▶ Page excerpt:

# Titan Planer Thicknesser Owners!



## transatlantic (20 Jan 2017)

I know one of the main issues with this machine is that the tables aren't parallel and from what I have read, there is no way to adjust them. However, I've been in contact with Charnwood in regard to their W588 (pretty much identical to the Titan) and I asked how the tables can be aligned. The replay was :



> the outfeed table on our W588 can be adjusted to align with the infeed table. In turn, the blades can be adjusted to be level with the outfeed table.
> To adjust the outfeed there are two hex head bolts that need to be loosened – one is covered by the side cover which has to be removed for access – a simple job.



Can someone with a Titan confirm if this is also the case?

From the pictures, they look as if they have the same bolts. I'm not sure how well this adjustment will actually work, my suspicion is that that the alignment will be wrong again as soon as you change the height of the infeed table as they look as though there is a lot of play, but my thinking is that I'll just set the infeed permantly to a fixed small depth of cut and just take multiple passes.


----------



## Nelsun (20 Jan 2017)

▶ Data extract:
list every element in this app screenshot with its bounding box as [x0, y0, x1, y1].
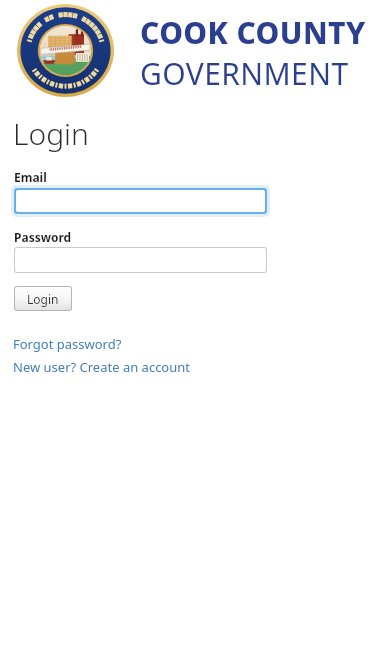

▶ Jobs:
**1.** In the Titan planer thicknesser thread, which Charnwood machine does the first poster call pretty much identical to the Titan?
**2.** From the Titan planer thicknesser thread, list every machine part named in the quoted reply from Charnwood.
**3.** Carry on the Titan planer thicknesser thread from the point where it stops, writing the post that follows the last line.
The listing has no connection to the forum thread about the Titan planer thicknesser.

▶ Final results:
**1.** The W588.

**2.** Outfeed table, infeed table, blades, hex head bolts, side cover.

**3.**
You may well be correct. I had one a while back (sold it on) and remember watching old youtube review where the guy talks about the infeed table adjustment and how precise it *isn't*. His suggestion was to give it a whack but be prepared for it to go wonky again: https://youtu.be/E7UKx8ccpC0?t=255


----------



## transatlantic (20 Jan 2017)

Nelsun":vz5vo4v3 said:


> You may well be correct. I had one a while back (sold it on) and remember watching old youtube review where the guy talks about the infeed table adjustment and how precise it *isn't*. His suggestion was to give it a whack but be prepared for it to go wonky again: https://youtu.be/E7UKx8ccpC0?t=255



Yes, I have seen his video too. This was my worry, is that you'll be able to get it parallel by adjusting it, but only if you keep the infeed height at a constant. I think I'll be happy if I can get that to happen. I'd much rather do more fine passes than mess with the height. We'll see.


----------



## monkeybiter (20 Jan 2017)

At Christmas I received a Titan from Screwfix, the tables were out of parallel and dipped down to the cutter head. 
I took the front cover off [there is no back cover] and had a look at the way the tables are mounted, looking for adjustment or feasibility of adding some. 
The outfeed is held in place by two 'pins' on either side approx. 8mm dia. if memory serves, they appear [without a full dismantle] to be steel fixed into the cast aluminium table. These pins then locate in four holes in the steel plate side panels. It's theoretically sound but practically weak. Adjustment would be possible but AFAIK would involve re-forming or replacing one pair of pins.
The infeed uses rectangular blocks instead of pins, and these slide in rectangular holes formed in the steel side plates, giving a very narrow sliding surface which will wear quickly. Again, there is no apparent adjustment.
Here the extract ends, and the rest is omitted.